* [YOUR TASK] State how many lines of the entries include the string "text", please, leaving out everything but the number.

* [SUPPLIED RECORDS]
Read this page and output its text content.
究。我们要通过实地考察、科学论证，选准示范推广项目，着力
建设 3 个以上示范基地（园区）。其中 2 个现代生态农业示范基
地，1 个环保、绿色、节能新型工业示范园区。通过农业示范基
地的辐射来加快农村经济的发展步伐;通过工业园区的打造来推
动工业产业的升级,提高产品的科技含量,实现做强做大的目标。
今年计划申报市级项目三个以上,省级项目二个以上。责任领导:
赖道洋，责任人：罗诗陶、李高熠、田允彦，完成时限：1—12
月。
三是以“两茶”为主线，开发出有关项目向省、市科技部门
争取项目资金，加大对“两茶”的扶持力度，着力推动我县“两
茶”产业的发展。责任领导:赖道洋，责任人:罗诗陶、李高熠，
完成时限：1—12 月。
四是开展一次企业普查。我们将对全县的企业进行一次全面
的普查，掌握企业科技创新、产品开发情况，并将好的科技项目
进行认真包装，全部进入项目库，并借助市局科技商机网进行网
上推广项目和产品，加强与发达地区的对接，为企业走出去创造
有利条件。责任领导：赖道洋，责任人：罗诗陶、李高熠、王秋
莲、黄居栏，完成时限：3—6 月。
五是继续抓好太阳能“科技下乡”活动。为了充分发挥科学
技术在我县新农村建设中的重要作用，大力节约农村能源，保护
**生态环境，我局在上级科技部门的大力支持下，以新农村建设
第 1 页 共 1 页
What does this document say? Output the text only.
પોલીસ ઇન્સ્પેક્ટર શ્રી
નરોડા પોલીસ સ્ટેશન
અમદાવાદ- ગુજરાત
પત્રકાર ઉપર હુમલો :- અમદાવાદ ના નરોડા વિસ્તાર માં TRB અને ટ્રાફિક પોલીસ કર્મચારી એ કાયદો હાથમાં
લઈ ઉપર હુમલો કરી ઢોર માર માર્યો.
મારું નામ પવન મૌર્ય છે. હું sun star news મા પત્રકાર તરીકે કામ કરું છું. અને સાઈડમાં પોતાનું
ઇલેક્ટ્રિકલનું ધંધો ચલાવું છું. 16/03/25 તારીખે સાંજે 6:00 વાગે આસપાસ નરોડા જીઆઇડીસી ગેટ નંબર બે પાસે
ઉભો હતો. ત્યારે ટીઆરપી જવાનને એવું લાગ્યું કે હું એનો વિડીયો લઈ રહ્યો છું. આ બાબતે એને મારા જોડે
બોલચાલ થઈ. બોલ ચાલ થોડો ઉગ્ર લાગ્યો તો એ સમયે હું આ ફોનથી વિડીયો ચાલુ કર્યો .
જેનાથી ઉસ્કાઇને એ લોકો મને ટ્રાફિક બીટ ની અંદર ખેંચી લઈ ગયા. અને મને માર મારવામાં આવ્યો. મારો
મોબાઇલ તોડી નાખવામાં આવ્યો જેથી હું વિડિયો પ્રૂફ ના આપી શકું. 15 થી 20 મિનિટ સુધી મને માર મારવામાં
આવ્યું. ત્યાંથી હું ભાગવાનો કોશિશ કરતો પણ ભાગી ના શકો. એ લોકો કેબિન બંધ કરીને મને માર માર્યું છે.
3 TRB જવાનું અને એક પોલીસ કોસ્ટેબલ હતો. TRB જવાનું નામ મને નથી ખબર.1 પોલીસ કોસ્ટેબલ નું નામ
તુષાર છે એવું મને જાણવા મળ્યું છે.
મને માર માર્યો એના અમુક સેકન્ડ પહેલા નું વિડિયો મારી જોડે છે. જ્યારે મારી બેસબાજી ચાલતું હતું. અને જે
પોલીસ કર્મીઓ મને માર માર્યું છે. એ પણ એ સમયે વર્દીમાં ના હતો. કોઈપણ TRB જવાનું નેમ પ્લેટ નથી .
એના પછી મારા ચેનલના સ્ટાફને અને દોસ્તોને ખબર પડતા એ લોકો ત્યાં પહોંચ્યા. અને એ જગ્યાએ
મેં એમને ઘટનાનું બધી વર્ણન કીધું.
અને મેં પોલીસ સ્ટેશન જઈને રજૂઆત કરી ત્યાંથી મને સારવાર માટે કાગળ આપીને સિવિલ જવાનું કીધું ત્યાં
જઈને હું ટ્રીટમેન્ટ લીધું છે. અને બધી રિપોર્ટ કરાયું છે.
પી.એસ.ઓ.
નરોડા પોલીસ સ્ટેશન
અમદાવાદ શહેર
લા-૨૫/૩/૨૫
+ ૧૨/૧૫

* [TASK RESULT] 2